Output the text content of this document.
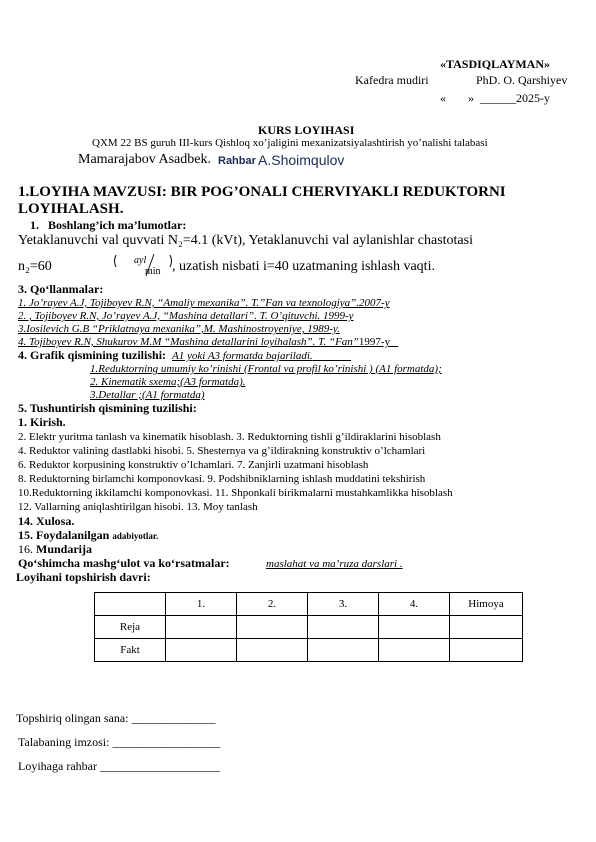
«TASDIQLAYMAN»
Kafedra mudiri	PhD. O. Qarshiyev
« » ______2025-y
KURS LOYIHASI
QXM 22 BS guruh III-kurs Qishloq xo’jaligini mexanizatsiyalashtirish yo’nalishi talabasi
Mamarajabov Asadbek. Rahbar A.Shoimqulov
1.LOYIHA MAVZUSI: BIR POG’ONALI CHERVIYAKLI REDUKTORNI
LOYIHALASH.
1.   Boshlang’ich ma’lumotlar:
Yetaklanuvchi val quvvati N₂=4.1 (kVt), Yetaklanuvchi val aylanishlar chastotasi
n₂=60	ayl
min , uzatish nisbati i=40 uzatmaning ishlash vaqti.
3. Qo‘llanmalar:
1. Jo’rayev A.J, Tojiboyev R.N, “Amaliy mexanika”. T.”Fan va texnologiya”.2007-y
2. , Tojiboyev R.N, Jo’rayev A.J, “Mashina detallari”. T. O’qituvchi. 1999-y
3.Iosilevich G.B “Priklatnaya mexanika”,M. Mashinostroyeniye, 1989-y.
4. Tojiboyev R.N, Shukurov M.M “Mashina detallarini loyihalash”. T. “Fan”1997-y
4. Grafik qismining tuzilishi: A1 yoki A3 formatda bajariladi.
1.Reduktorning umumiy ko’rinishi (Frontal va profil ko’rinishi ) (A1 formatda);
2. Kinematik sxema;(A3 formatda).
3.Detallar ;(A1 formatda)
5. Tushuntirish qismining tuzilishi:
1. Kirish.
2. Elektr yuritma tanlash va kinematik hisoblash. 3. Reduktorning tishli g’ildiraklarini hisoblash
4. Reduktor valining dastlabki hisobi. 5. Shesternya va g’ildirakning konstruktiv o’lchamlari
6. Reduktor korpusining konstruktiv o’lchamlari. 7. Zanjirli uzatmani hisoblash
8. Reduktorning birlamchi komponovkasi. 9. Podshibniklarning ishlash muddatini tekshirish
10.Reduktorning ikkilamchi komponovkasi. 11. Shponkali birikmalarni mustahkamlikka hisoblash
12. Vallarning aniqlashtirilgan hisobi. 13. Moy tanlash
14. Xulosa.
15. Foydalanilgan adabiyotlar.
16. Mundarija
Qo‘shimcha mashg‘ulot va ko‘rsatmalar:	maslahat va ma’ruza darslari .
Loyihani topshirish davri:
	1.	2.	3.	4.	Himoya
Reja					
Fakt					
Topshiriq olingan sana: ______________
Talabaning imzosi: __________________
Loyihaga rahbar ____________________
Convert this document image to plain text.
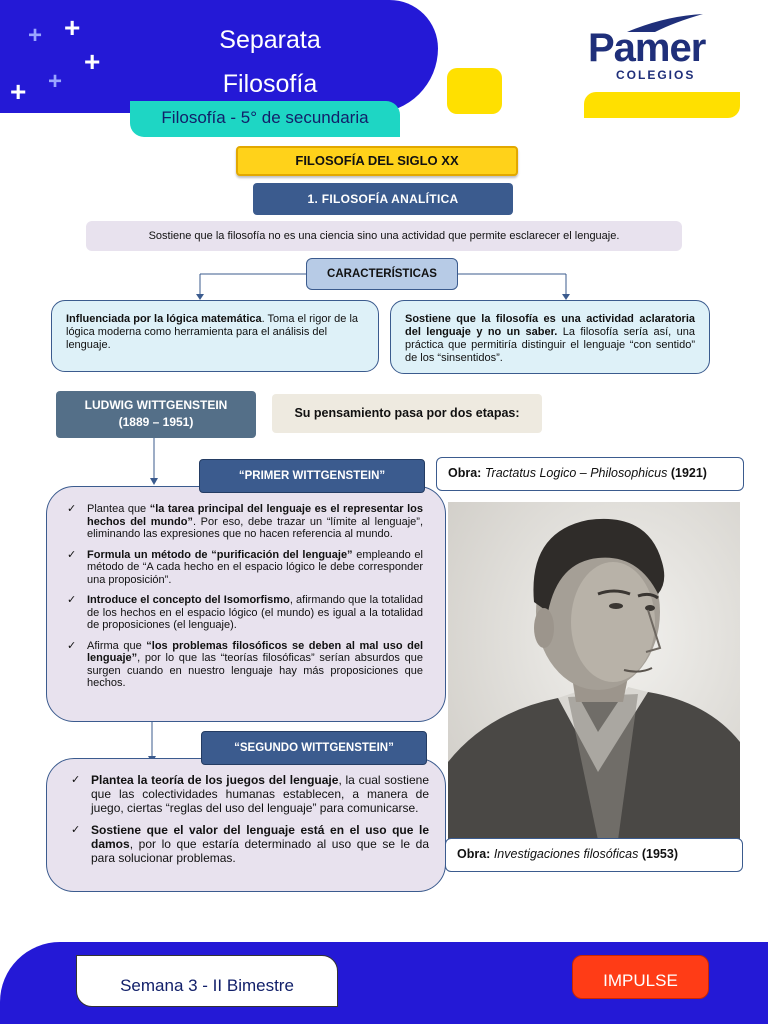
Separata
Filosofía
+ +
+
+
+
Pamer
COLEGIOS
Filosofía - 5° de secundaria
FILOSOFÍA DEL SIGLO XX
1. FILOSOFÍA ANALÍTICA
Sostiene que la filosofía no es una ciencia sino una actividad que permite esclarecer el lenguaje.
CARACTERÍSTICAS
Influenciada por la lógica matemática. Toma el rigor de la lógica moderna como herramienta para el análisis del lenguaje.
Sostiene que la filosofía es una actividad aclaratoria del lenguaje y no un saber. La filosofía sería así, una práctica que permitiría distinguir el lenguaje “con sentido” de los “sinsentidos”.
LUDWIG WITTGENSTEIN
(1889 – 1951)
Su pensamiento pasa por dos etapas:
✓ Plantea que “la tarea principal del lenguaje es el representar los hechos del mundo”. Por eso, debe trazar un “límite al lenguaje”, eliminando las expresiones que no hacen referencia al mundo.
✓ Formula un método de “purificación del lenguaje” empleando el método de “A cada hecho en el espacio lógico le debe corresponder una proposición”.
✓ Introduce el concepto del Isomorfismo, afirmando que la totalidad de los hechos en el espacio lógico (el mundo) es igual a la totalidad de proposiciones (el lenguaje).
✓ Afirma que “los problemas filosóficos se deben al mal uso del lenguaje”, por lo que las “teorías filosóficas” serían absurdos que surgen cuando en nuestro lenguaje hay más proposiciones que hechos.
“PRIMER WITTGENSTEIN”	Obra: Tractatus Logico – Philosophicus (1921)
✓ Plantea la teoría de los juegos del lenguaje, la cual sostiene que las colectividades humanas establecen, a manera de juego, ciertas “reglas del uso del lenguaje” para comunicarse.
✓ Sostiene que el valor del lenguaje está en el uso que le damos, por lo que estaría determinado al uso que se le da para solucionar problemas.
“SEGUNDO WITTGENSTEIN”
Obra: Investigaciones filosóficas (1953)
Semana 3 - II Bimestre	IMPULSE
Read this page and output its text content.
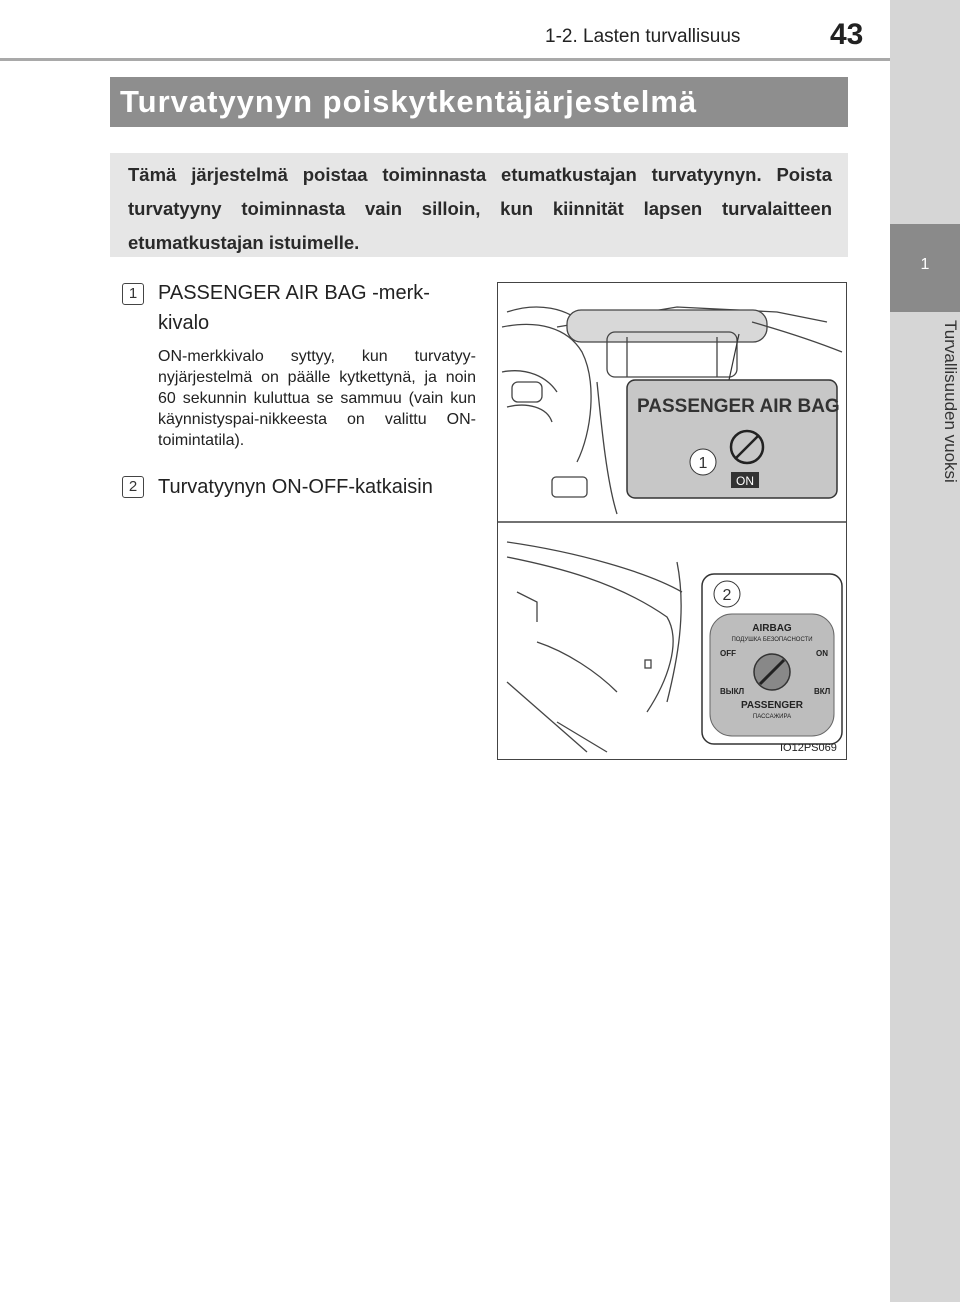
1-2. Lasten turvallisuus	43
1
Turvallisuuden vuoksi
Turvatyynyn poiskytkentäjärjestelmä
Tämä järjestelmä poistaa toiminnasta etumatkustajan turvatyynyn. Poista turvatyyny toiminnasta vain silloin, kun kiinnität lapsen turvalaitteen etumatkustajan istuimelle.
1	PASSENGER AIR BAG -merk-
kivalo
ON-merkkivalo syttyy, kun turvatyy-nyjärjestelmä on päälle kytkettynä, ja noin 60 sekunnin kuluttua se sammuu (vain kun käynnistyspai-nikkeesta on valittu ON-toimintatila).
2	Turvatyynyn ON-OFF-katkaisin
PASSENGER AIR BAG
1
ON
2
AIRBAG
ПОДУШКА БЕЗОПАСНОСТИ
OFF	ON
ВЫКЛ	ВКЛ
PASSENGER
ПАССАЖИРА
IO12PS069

---

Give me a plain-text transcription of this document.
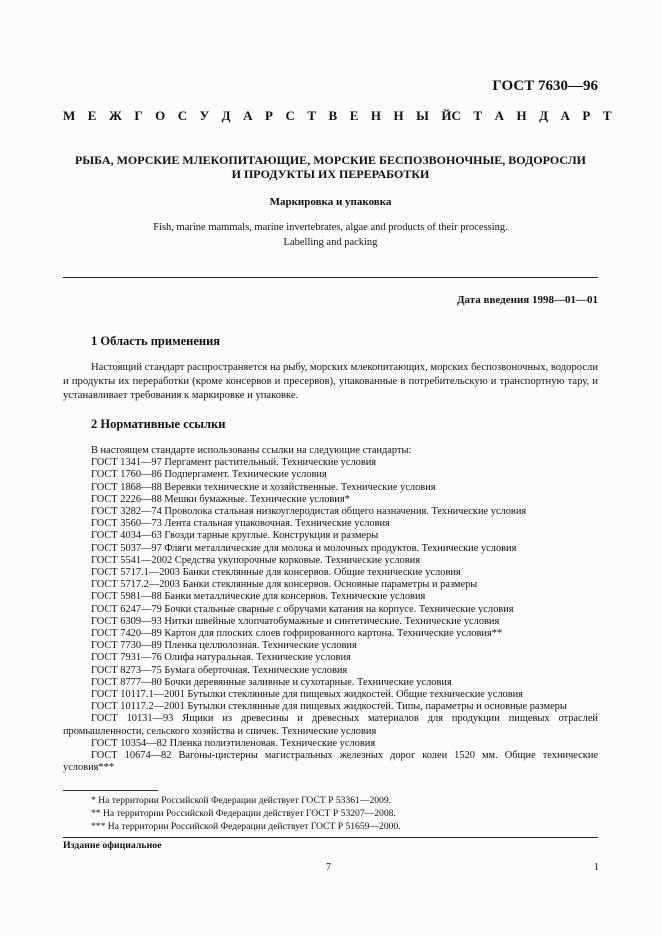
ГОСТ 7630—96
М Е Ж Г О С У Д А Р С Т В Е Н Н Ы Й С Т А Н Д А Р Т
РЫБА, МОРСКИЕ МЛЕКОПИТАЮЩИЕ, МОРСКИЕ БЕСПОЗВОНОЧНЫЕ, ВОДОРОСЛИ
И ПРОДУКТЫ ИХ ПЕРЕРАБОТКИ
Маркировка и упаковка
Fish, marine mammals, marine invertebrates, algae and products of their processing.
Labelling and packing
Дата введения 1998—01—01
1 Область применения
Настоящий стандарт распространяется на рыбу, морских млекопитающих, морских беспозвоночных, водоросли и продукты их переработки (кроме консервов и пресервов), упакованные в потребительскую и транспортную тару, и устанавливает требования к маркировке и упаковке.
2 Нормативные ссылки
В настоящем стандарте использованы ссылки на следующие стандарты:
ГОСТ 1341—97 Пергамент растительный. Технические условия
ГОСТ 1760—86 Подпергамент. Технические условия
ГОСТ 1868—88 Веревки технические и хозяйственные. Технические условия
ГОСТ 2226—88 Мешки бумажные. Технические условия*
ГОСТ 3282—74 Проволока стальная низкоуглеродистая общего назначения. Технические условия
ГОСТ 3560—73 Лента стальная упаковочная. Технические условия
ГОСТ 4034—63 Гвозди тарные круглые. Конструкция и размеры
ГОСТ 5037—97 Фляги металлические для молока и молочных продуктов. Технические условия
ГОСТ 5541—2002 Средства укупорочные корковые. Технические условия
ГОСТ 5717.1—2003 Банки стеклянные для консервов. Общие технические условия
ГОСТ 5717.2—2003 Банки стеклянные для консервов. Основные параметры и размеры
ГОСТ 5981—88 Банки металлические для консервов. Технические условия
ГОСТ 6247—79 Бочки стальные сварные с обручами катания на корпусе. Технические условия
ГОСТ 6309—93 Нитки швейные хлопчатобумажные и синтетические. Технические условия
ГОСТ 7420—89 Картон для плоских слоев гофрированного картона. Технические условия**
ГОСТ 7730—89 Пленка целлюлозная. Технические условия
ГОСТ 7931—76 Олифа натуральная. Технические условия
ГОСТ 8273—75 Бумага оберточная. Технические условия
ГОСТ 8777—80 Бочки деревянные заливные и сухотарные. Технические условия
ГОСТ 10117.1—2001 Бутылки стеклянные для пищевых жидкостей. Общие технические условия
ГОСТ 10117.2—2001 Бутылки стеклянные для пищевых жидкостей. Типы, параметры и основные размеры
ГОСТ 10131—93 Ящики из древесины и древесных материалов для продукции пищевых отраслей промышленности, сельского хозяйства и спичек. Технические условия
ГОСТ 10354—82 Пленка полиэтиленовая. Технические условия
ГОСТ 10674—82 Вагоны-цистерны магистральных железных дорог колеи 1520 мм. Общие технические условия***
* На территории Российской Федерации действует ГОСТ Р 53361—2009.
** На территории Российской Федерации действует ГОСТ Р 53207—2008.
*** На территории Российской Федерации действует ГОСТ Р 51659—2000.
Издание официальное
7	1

- **Objective**
Using the entries above, tally how many lines have the word "Бутылки" in them; write the number and nothing more.

- **Final result**
2